— Raw data —
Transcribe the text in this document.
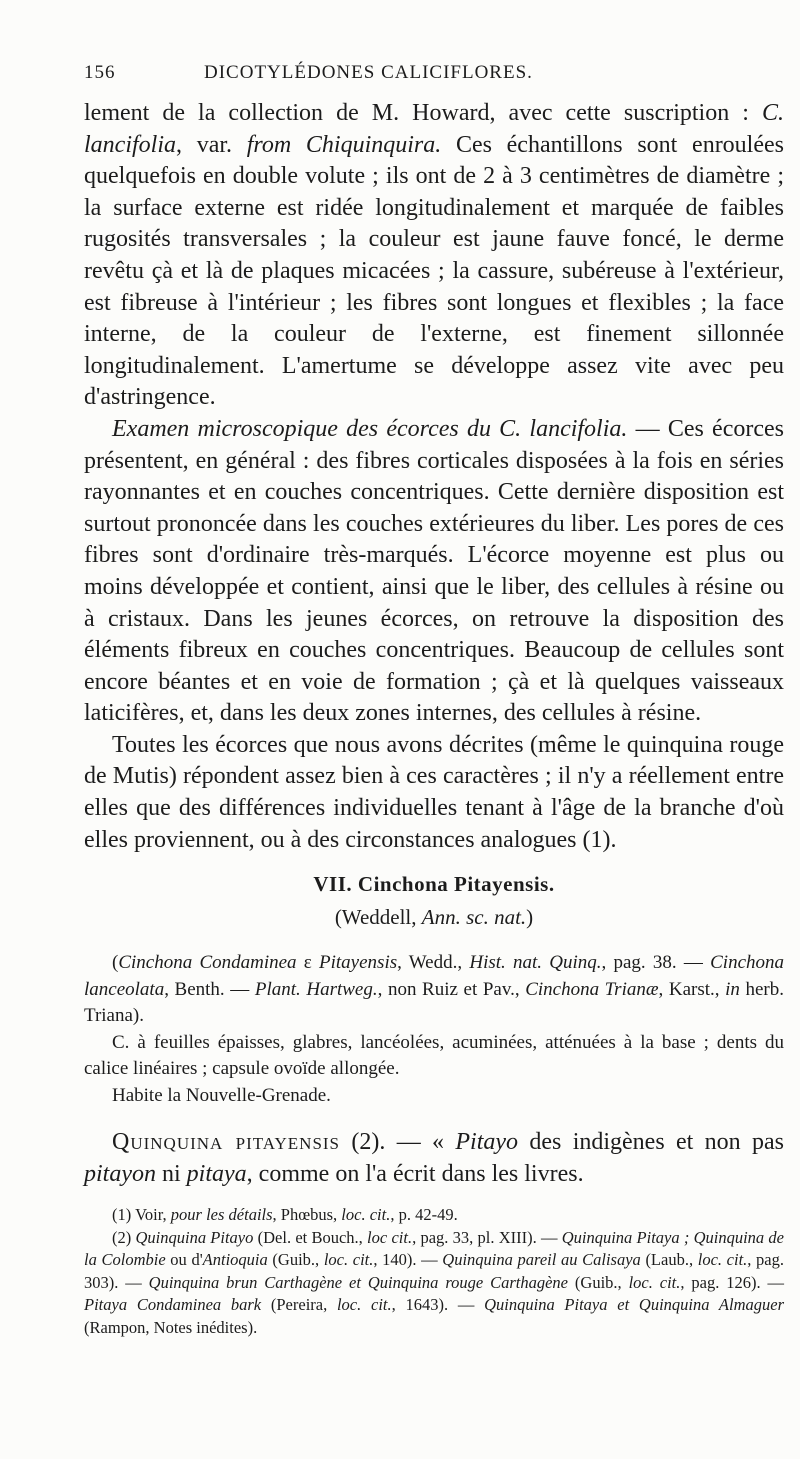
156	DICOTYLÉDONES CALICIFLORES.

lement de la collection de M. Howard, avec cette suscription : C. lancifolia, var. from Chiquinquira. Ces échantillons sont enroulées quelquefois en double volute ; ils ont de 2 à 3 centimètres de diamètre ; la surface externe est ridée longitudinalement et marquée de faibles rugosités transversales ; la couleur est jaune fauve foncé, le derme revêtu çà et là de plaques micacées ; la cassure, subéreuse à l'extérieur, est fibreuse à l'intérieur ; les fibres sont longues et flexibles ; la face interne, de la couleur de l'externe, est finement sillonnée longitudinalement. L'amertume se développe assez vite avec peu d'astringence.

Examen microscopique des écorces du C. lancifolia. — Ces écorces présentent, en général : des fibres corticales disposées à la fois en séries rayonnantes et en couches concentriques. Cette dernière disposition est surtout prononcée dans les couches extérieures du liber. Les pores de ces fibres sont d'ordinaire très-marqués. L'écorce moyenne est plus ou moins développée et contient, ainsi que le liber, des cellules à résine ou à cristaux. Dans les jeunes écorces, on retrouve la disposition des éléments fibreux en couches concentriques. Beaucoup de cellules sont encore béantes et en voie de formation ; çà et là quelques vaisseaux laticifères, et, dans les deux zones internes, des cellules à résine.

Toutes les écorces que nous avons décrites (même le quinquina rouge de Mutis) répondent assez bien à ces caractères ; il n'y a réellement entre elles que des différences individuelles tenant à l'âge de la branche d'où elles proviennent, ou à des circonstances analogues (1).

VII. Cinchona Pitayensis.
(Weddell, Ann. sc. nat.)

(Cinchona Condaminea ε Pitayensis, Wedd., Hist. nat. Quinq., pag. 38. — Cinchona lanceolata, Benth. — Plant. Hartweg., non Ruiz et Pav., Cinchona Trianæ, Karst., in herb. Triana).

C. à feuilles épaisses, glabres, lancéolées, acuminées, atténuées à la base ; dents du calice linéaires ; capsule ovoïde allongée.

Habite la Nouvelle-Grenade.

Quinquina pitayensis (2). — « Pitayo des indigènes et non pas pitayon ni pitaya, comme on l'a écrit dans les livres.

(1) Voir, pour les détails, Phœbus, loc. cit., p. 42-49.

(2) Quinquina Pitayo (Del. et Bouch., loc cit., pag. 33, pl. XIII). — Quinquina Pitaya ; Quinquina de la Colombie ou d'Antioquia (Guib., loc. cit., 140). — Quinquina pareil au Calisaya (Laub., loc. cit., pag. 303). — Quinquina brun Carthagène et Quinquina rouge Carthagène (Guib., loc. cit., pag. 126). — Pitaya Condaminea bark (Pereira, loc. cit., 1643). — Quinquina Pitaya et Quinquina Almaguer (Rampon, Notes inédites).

— Directions for this task —
Each record above is to be restated exactly, with its pictures removed from the copy.

— Exercise output —
Transcribe the text in this document.
156	DICOTYLÉDONES CALICIFLORES.

lement de la collection de M. Howard, avec cette suscription : C. lancifolia, var. from Chiquinquira. Ces échantillons sont enroulées quelquefois en double volute ; ils ont de 2 à 3 centimètres de diamètre ; la surface externe est ridée longitudinalement et marquée de faibles rugosités transversales ; la couleur est jaune fauve foncé, le derme revêtu çà et là de plaques micacées ; la cassure, subéreuse à l'extérieur, est fibreuse à l'intérieur ; les fibres sont longues et flexibles ; la face interne, de la couleur de l'externe, est finement sillonnée longitudinalement. L'amertume se développe assez vite avec peu d'astringence.

Examen microscopique des écorces du C. lancifolia. — Ces écorces présentent, en général : des fibres corticales disposées à la fois en séries rayonnantes et en couches concentriques. Cette dernière disposition est surtout prononcée dans les couches extérieures du liber. Les pores de ces fibres sont d'ordinaire très-marqués. L'écorce moyenne est plus ou moins développée et contient, ainsi que le liber, des cellules à résine ou à cristaux. Dans les jeunes écorces, on retrouve la disposition des éléments fibreux en couches concentriques. Beaucoup de cellules sont encore béantes et en voie de formation ; çà et là quelques vaisseaux laticifères, et, dans les deux zones internes, des cellules à résine.

Toutes les écorces que nous avons décrites (même le quinquina rouge de Mutis) répondent assez bien à ces caractères ; il n'y a réellement entre elles que des différences individuelles tenant à l'âge de la branche d'où elles proviennent, ou à des circonstances analogues (1).

VII. Cinchona Pitayensis.
(Weddell, Ann. sc. nat.)

(Cinchona Condaminea ε Pitayensis, Wedd., Hist. nat. Quinq., pag. 38. — Cinchona lanceolata, Benth. — Plant. Hartweg., non Ruiz et Pav., Cinchona Trianæ, Karst., in herb. Triana).

C. à feuilles épaisses, glabres, lancéolées, acuminées, atténuées à la base ; dents du calice linéaires ; capsule ovoïde allongée.

Habite la Nouvelle-Grenade.

Quinquina pitayensis (2). — « Pitayo des indigènes et non pas pitayon ni pitaya, comme on l'a écrit dans les livres.

(1) Voir, pour les détails, Phœbus, loc. cit., p. 42-49.

(2) Quinquina Pitayo (Del. et Bouch., loc cit., pag. 33, pl. XIII). — Quinquina Pitaya ; Quinquina de la Colombie ou d'Antioquia (Guib., loc. cit., 140). — Quinquina pareil au Calisaya (Laub., loc. cit., pag. 303). — Quinquina brun Carthagène et Quinquina rouge Carthagène (Guib., loc. cit., pag. 126). — Pitaya Condaminea bark (Pereira, loc. cit., 1643). — Quinquina Pitaya et Quinquina Almaguer (Rampon, Notes inédites).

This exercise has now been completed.